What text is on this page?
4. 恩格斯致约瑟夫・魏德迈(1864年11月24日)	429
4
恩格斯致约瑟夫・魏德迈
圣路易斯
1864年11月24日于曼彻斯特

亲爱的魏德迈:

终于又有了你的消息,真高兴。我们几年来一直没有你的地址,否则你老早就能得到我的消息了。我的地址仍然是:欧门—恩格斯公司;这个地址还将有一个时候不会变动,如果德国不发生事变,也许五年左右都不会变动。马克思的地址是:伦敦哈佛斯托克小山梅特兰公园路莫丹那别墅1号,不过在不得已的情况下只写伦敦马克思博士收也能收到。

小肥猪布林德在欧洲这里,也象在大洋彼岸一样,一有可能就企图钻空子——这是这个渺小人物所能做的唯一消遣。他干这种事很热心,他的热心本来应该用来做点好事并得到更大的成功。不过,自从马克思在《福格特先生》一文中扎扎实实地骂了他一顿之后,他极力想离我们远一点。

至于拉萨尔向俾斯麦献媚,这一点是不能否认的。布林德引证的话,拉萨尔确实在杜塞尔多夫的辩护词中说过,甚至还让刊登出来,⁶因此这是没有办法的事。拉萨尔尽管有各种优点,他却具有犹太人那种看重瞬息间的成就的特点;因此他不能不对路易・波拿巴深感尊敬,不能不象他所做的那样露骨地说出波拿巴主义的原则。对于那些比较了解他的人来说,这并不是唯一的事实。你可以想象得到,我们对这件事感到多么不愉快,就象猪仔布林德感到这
---
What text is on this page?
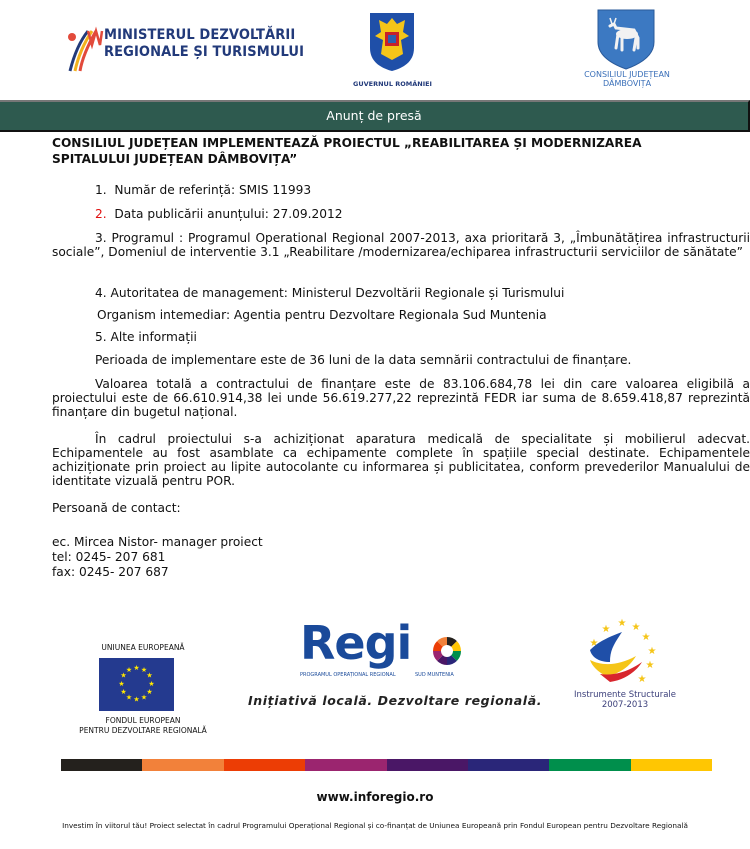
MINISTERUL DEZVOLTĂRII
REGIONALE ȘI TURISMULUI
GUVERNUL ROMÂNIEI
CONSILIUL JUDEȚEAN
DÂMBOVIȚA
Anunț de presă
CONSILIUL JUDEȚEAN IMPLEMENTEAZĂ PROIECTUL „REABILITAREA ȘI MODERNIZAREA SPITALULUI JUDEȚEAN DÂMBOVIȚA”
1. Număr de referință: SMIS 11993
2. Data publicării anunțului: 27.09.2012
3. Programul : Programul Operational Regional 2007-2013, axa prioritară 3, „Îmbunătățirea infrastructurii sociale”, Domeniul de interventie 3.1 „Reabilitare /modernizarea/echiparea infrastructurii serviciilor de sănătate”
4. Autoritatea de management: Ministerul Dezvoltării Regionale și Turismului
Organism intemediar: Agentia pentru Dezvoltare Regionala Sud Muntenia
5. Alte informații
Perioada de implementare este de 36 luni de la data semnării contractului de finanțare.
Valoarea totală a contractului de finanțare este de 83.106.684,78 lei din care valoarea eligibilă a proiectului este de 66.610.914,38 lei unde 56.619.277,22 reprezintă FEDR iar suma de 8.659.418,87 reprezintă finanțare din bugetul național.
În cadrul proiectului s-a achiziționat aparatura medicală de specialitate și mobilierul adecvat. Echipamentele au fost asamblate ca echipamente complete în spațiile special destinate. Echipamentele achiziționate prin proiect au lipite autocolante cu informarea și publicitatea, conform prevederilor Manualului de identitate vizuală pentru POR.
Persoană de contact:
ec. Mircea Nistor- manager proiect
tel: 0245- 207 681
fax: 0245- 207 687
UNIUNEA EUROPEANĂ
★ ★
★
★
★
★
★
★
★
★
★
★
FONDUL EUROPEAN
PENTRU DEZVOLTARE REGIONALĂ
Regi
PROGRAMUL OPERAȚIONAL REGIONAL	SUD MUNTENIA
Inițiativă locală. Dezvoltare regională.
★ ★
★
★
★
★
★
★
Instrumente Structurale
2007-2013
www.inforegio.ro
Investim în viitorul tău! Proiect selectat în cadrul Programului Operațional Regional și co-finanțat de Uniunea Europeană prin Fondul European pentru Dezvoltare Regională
==
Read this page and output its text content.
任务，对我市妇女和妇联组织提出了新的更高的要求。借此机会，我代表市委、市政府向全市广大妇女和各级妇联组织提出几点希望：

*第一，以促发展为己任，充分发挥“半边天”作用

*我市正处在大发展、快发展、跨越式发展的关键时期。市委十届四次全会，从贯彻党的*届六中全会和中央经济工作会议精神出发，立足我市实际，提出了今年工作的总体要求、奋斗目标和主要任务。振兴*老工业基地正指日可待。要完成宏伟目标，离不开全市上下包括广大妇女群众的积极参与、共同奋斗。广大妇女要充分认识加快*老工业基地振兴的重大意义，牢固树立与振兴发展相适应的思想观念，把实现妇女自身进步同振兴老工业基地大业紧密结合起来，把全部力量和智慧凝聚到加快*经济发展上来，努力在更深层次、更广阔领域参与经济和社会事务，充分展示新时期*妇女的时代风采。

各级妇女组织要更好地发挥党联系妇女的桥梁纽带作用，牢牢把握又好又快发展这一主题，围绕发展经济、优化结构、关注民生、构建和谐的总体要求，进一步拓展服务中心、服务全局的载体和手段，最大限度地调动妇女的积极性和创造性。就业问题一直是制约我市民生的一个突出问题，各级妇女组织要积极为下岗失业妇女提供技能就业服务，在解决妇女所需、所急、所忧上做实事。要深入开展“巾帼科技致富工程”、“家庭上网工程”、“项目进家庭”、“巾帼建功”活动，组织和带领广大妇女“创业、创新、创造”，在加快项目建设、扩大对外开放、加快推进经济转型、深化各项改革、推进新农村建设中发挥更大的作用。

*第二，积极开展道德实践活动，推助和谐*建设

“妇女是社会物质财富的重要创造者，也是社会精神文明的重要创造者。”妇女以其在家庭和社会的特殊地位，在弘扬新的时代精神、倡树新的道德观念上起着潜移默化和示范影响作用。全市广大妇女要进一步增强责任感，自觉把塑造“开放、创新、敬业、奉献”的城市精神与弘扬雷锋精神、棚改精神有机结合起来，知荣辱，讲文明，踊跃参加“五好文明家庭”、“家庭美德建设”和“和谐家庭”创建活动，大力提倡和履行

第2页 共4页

WHAT TO PRODUCE: Within the material above, find the lines that contain the word "contractului"; copy them.

ANSWER TO THIS EXERCISE:
Perioada de implementare este de 36 luni de la data semnării contractului de finanțare.
Valoarea totală a contractului de finanțare este de 83.106.684,78 lei din care valoarea eligibilă a proiectului este de 66.610.914,38 lei unde 56.619.277,22 reprezintă FEDR iar suma de 8.659.418,87 reprezintă finanțare din bugetul național.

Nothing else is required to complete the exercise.